§ **WHAT TO WORK ON**:
Pull each line holding the word "label" from the data.

START MATERIAL

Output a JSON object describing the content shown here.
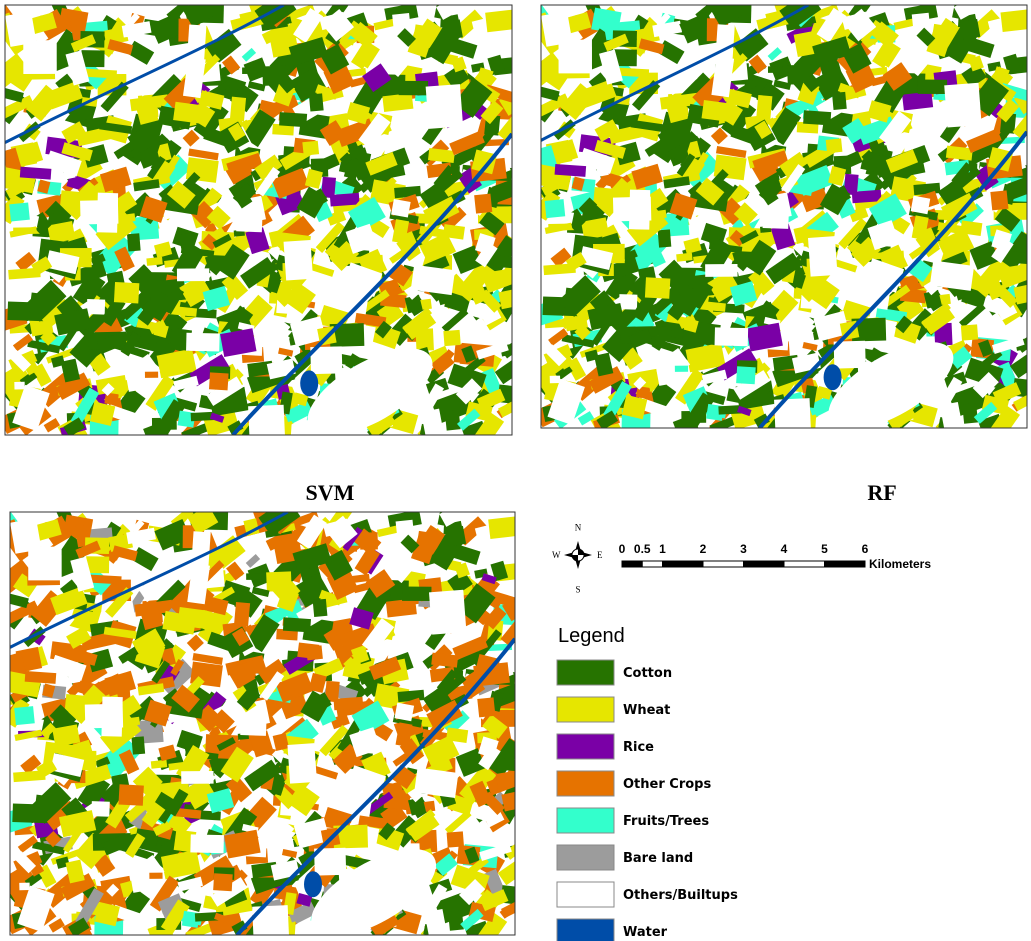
{
  "panels": [
    {
      "label": "SVM"
    },
    {
      "label": "RF"
    }
  ],
  "compass": {
    "n": "N",
    "s": "S",
    "e": "E",
    "w": "W"
  },
  "scale_bar": {
    "ticks": [
      0,
      0.5,
      1,
      2,
      3,
      4,
      5,
      6
    ],
    "unit": "Kilometers"
  },
  "legend": {
    "title": "Legend",
    "items": [
      {
        "label": "Cotton",
        "color": "#267300"
      },
      {
        "label": "Wheat",
        "color": "#e6e600"
      },
      {
        "label": "Rice",
        "color": "#7a00a6"
      },
      {
        "label": "Other Crops",
        "color": "#e67300"
      },
      {
        "label": "Fruits/Trees",
        "color": "#33ffcc"
      },
      {
        "label": "Bare land",
        "color": "#9c9c9c"
      },
      {
        "label": "Others/Builtups",
        "color": "#ffffff"
      },
      {
        "label": "Water",
        "color": "#004da8"
      }
    ]
  }
}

END MATERIAL

§ **WORKED ANSWER**:
      "label": "SVM"
      "label": "RF"
        "label": "Cotton",
        "label": "Wheat",
        "label": "Rice",
        "label": "Other Crops",
        "label": "Fruits/Trees",
        "label": "Bare land",
        "label": "Others/Builtups",
        "label": "Water",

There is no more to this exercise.